#### MATERIAL SHOWN
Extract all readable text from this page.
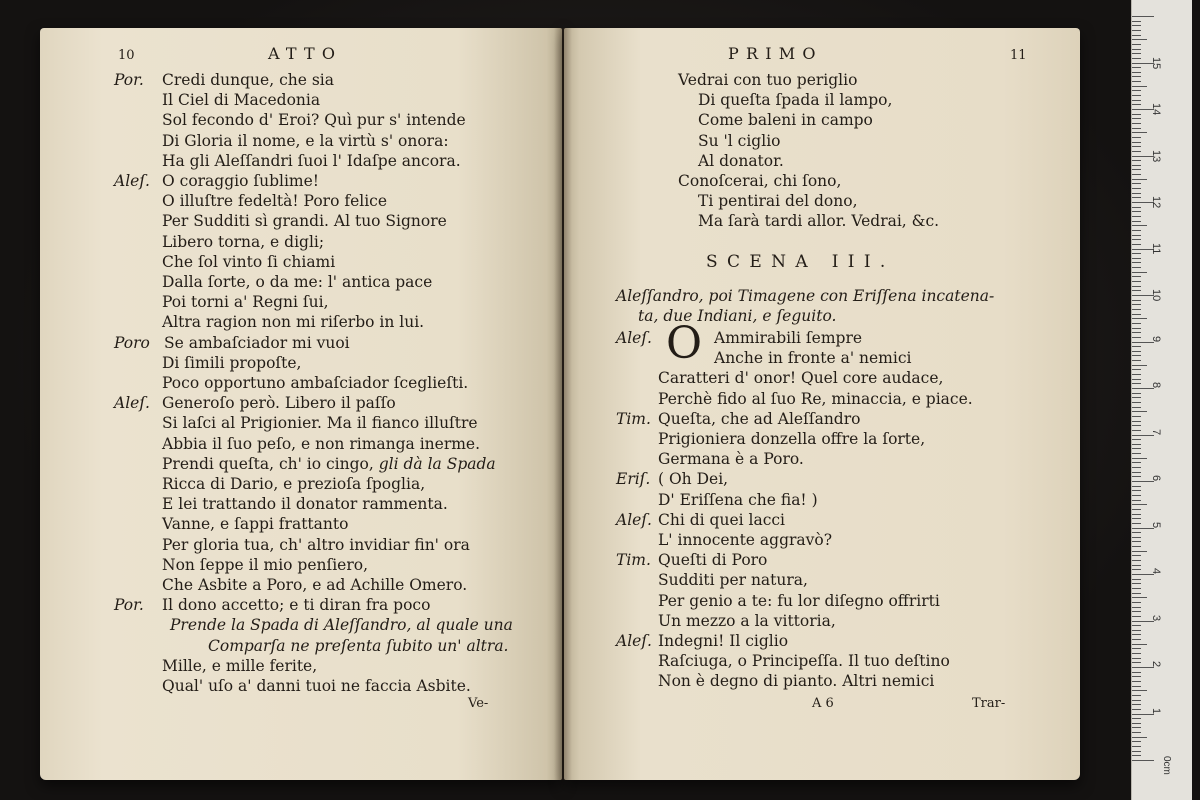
10	ATTO
Por. Credi dunque, che sia
Il Ciel di Macedonia
Sol fecondo d' Eroi? Quì pur s' intende
Di Gloria il nome, e la virtù s' onora:
Ha gli Aleſſandri ſuoi l' Idaſpe ancora.
Aleſ. O coraggio ſublime!
O illuſtre fedeltà! Poro felice
Per Sudditi sì grandi. Al tuo Signore
Libero torna, e digli;
Che ſol vinto ſi chiami
Dalla ſorte, o da me: l' antica pace
Poi torni a' Regni ſui,
Altra ragion non mi riſerbo in lui.
Poro Se ambaſciador mi vuoi
Di ſimili propoſte,
Poco opportuno ambaſciador ſceglieſti.
Aleſ. Generoſo però. Libero il paſſo
Si laſci al Prigionier. Ma il fianco illuſtre
Abbia il ſuo peſo, e non rimanga inerme.
Prendi queſta, ch' io cingo, gli dà la Spada
Ricca di Dario, e prezioſa ſpoglia,
E lei trattando il donator rammenta.
Vanne, e ſappi frattanto
Per gloria tua, ch' altro invidiar fin' ora
Non ſeppe il mio penſiero,
Che Asbite a Poro, e ad Achille Omero.
Por. Il dono accetto; e ti diran fra poco
Prende la Spada di Aleſſandro, al quale una
Comparſa ne preſenta ſubito un' altra.
Mille, e mille ferite,
Qual' uſo a' danni tuoi ne faccia Asbite.
Ve-
PRIMO	11
Vedrai con tuo periglio
Di queſta ſpada il lampo,
Come baleni in campo
Su 'l ciglio
Al donator.
Conoſcerai, chi ſono,
Ti pentirai del dono,
Ma ſarà tardi allor. Vedrai, &c.
SCENA III.
Aleſſandro, poi Timagene con Eriſſena incatena-
ta, due Indiani, e ſeguito.
Aleſ. O Ammirabili ſempre
Anche in fronte a' nemici
Caratteri d' onor! Quel core audace,
Perchè fido al ſuo Re, minaccia, e piace.
Tim. Queſta, che ad Aleſſandro
Prigioniera donzella offre la ſorte,
Germana è a Poro.
Eriſ. ( Oh Dei,
D' Eriſſena che fia! )
Aleſ. Chi di quei lacci
L' innocente aggravò?
Tim. Queſti di Poro
Sudditi per natura,
Per genio a te: fu lor diſegno offrirti
Un mezzo a la vittoria,
Aleſ. Indegni! Il ciglio
Raſciuga, o Principeſſa. Il tuo deſtino
Non è degno di pianto. Altri nemici
A 6	Trar-
0cm
1
2
3
4
5
6
7
8
9
10
11
12
13
14
15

#### SET EXERCISE
Check each line of the records for the word "illuſtre", and show the lines that contain it.

#### ANSWER FOR THE TASK
O illuſtre fedeltà! Poro felice
Si laſci al Prigionier. Ma il fianco illuſtre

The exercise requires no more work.